> **WRITTEN EXERCISE**: Leave out the pictures and copy everything else in the entries exactly.
----------------------------------------
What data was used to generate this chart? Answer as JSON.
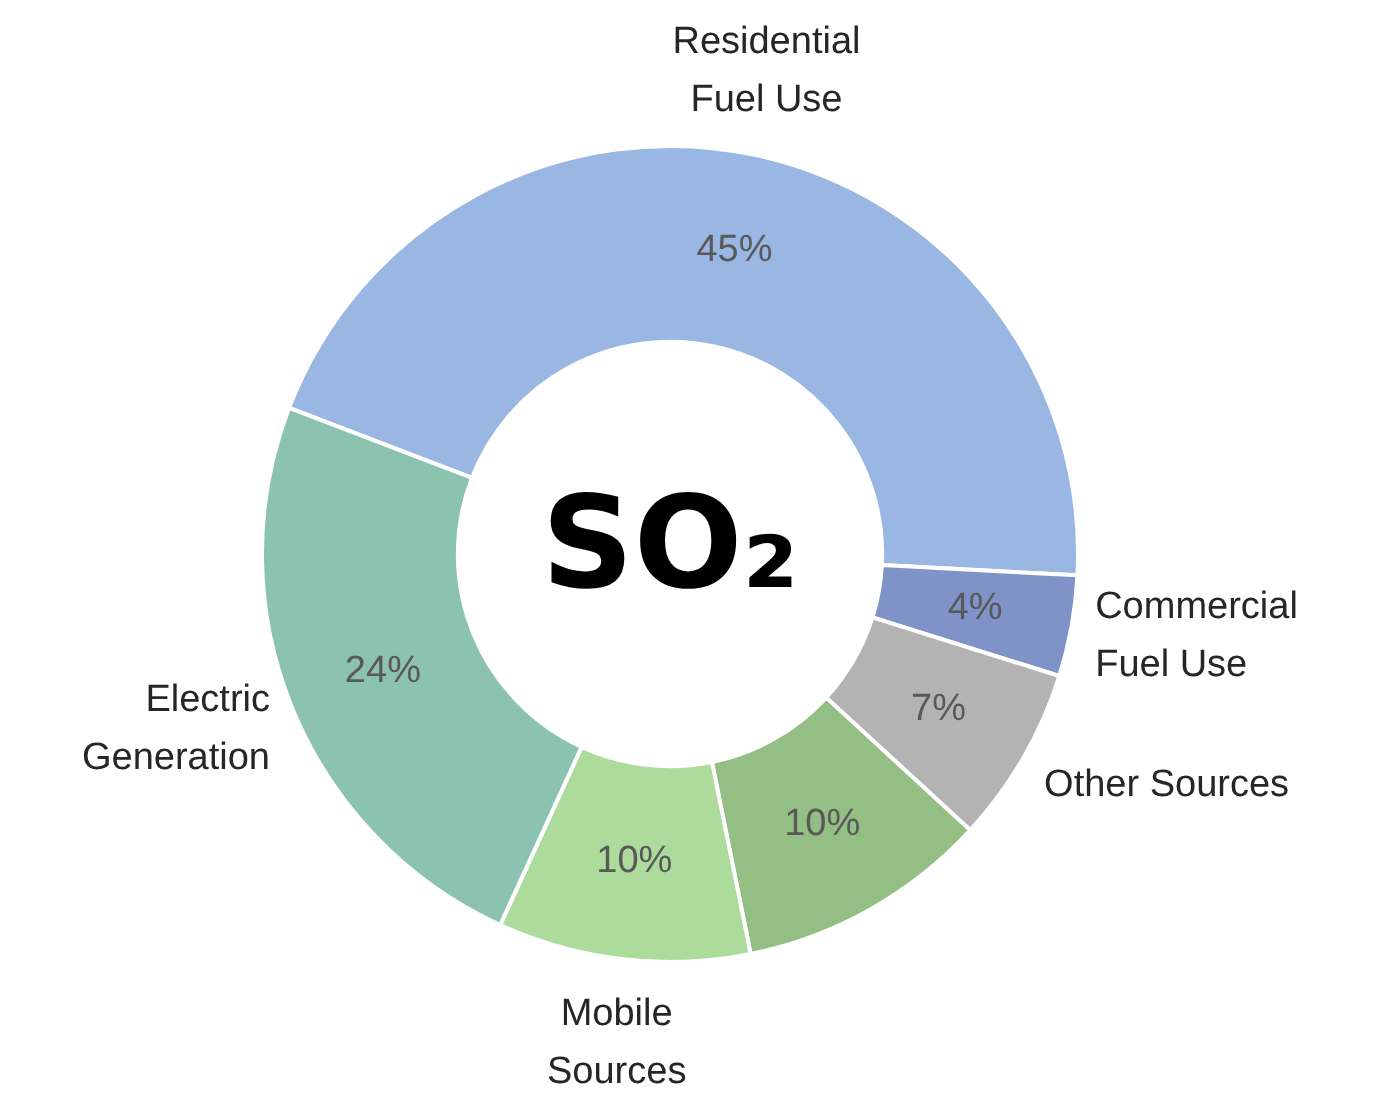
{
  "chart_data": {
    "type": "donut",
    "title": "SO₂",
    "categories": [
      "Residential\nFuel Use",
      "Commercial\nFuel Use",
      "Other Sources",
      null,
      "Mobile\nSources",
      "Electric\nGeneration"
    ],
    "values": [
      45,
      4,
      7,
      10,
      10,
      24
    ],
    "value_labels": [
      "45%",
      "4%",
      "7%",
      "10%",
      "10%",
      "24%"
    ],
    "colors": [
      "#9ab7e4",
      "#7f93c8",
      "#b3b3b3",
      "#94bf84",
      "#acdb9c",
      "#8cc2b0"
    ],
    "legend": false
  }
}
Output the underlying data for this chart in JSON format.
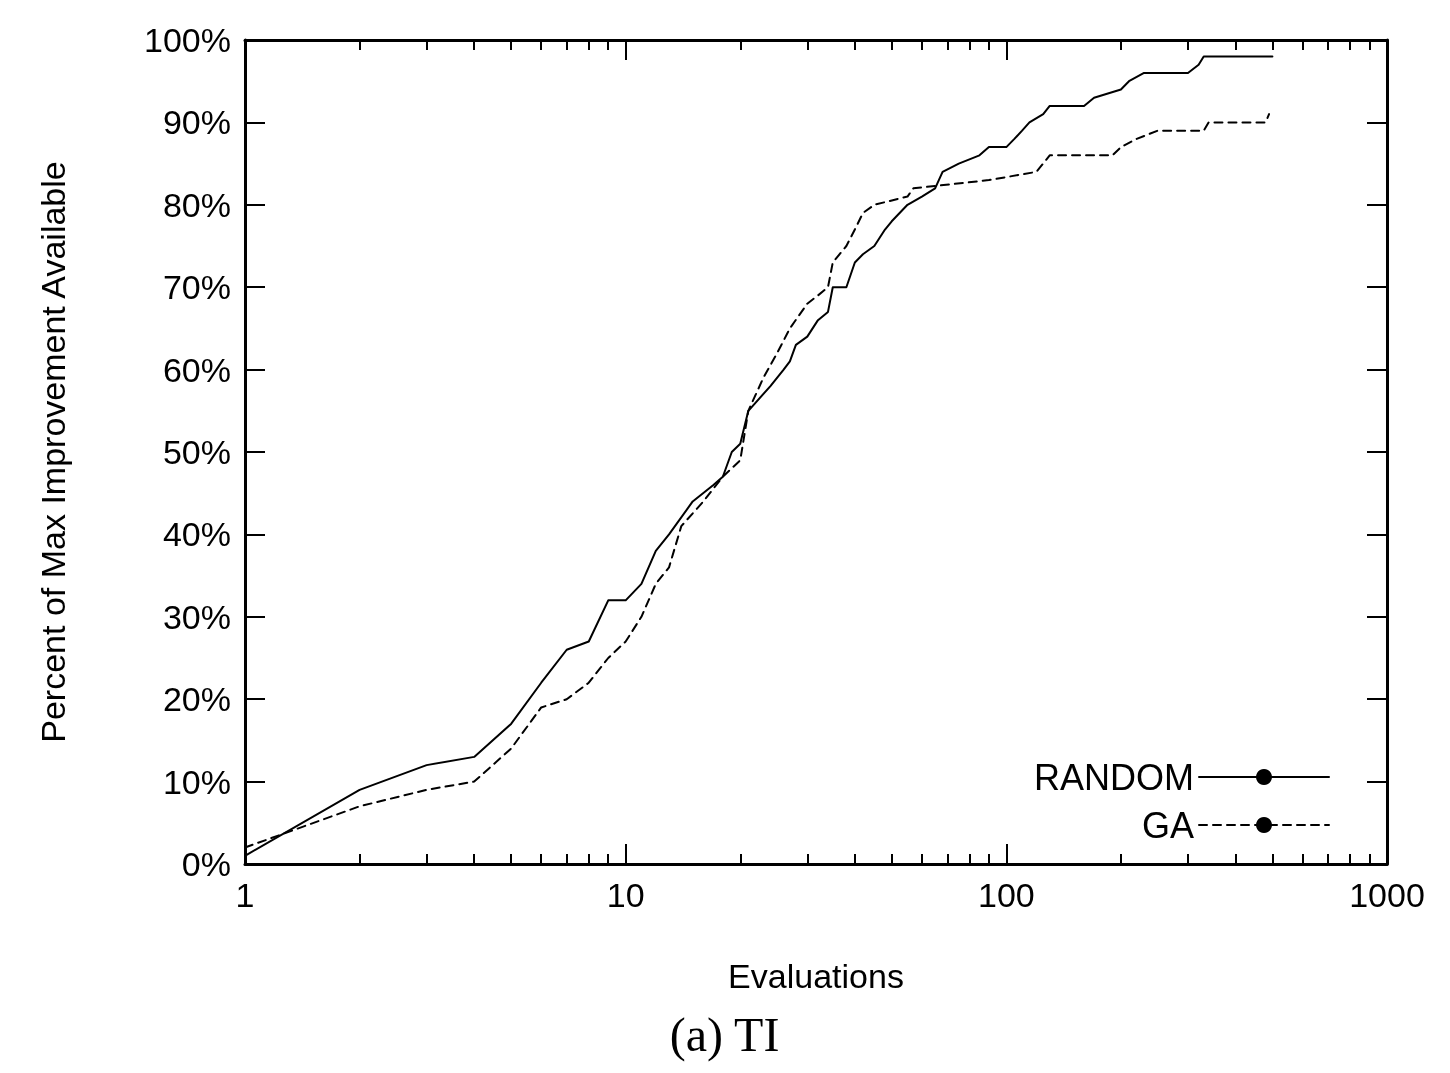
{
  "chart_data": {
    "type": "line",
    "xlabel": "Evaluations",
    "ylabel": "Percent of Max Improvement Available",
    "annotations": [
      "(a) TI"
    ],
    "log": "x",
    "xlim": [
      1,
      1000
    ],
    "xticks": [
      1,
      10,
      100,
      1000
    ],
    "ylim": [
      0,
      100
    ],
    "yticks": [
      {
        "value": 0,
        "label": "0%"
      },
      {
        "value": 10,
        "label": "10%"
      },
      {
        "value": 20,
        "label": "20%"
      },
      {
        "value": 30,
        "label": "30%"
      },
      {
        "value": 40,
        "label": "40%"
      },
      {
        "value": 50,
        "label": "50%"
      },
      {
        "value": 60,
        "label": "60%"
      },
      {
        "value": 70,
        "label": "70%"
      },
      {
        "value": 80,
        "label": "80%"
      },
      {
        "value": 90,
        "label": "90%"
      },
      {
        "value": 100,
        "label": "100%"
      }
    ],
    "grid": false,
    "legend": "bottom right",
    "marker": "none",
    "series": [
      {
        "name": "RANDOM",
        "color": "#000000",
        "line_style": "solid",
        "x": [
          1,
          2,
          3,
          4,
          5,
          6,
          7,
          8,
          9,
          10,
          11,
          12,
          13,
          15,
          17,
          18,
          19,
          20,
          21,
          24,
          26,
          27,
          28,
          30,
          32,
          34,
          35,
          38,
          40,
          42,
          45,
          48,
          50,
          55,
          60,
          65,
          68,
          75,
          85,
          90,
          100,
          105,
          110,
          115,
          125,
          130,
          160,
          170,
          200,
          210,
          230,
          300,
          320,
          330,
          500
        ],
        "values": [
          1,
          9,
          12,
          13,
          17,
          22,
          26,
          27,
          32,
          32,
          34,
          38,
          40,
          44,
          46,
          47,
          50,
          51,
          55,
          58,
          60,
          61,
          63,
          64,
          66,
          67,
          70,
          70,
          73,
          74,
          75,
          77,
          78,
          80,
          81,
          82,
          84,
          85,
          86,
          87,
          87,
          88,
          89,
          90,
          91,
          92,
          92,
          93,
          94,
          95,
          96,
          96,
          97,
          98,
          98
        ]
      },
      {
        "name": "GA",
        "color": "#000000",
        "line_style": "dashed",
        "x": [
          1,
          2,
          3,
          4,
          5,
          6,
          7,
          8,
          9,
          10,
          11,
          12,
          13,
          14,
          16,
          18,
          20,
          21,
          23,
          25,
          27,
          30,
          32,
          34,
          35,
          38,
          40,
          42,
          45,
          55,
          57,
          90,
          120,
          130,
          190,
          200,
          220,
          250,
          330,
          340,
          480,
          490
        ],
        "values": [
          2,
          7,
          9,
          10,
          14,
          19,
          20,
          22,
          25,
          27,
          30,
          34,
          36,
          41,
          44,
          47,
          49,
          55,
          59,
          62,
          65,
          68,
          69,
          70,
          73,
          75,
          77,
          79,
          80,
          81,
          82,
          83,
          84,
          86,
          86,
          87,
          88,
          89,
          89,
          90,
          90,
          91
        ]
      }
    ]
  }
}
----------------------------------------
> **WORKED SOLUTION**:
What data was used to generate this chart? Answer as JSON.
{
  "chart_data": {
    "type": "donut",
    "title": "SO₂",
    "categories": [
      "Residential\nFuel Use",
      "Commercial\nFuel Use",
      "Other Sources",
      null,
      "Mobile\nSources",
      "Electric\nGeneration"
    ],
    "values": [
      45,
      4,
      7,
      10,
      10,
      24
    ],
    "value_labels": [
      "45%",
      "4%",
      "7%",
      "10%",
      "10%",
      "24%"
    ],
    "colors": [
      "#9ab7e4",
      "#7f93c8",
      "#b3b3b3",
      "#94bf84",
      "#acdb9c",
      "#8cc2b0"
    ],
    "legend": false
  }
}
Output the underlying data for this chart in JSON format.
{
  "chart_data": {
    "type": "line",
    "xlabel": "Evaluations",
    "ylabel": "Percent of Max Improvement Available",
    "annotations": [
      "(a) TI"
    ],
    "log": "x",
    "xlim": [
      1,
      1000
    ],
    "xticks": [
      1,
      10,
      100,
      1000
    ],
    "ylim": [
      0,
      100
    ],
    "yticks": [
      {
        "value": 0,
        "label": "0%"
      },
      {
        "value": 10,
        "label": "10%"
      },
      {
        "value": 20,
        "label": "20%"
      },
      {
        "value": 30,
        "label": "30%"
      },
      {
        "value": 40,
        "label": "40%"
      },
      {
        "value": 50,
        "label": "50%"
      },
      {
        "value": 60,
        "label": "60%"
      },
      {
        "value": 70,
        "label": "70%"
      },
      {
        "value": 80,
        "label": "80%"
      },
      {
        "value": 90,
        "label": "90%"
      },
      {
        "value": 100,
        "label": "100%"
      }
    ],
    "grid": false,
    "legend": "bottom right",
    "marker": "none",
    "series": [
      {
        "name": "RANDOM",
        "color": "#000000",
        "line_style": "solid",
        "x": [
          1,
          2,
          3,
          4,
          5,
          6,
          7,
          8,
          9,
          10,
          11,
          12,
          13,
          15,
          17,
          18,
          19,
          20,
          21,
          24,
          26,
          27,
          28,
          30,
          32,
          34,
          35,
          38,
          40,
          42,
          45,
          48,
          50,
          55,
          60,
          65,
          68,
          75,
          85,
          90,
          100,
          105,
          110,
          115,
          125,
          130,
          160,
          170,
          200,
          210,
          230,
          300,
          320,
          330,
          500
        ],
        "values": [
          1,
          9,
          12,
          13,
          17,
          22,
          26,
          27,
          32,
          32,
          34,
          38,
          40,
          44,
          46,
          47,
          50,
          51,
          55,
          58,
          60,
          61,
          63,
          64,
          66,
          67,
          70,
          70,
          73,
          74,
          75,
          77,
          78,
          80,
          81,
          82,
          84,
          85,
          86,
          87,
          87,
          88,
          89,
          90,
          91,
          92,
          92,
          93,
          94,
          95,
          96,
          96,
          97,
          98,
          98
        ]
      },
      {
        "name": "GA",
        "color": "#000000",
        "line_style": "dashed",
        "x": [
          1,
          2,
          3,
          4,
          5,
          6,
          7,
          8,
          9,
          10,
          11,
          12,
          13,
          14,
          16,
          18,
          20,
          21,
          23,
          25,
          27,
          30,
          32,
          34,
          35,
          38,
          40,
          42,
          45,
          55,
          57,
          90,
          120,
          130,
          190,
          200,
          220,
          250,
          330,
          340,
          480,
          490
        ],
        "values": [
          2,
          7,
          9,
          10,
          14,
          19,
          20,
          22,
          25,
          27,
          30,
          34,
          36,
          41,
          44,
          47,
          49,
          55,
          59,
          62,
          65,
          68,
          69,
          70,
          73,
          75,
          77,
          79,
          80,
          81,
          82,
          83,
          84,
          86,
          86,
          87,
          88,
          89,
          89,
          90,
          90,
          91
        ]
      }
    ]
  }
}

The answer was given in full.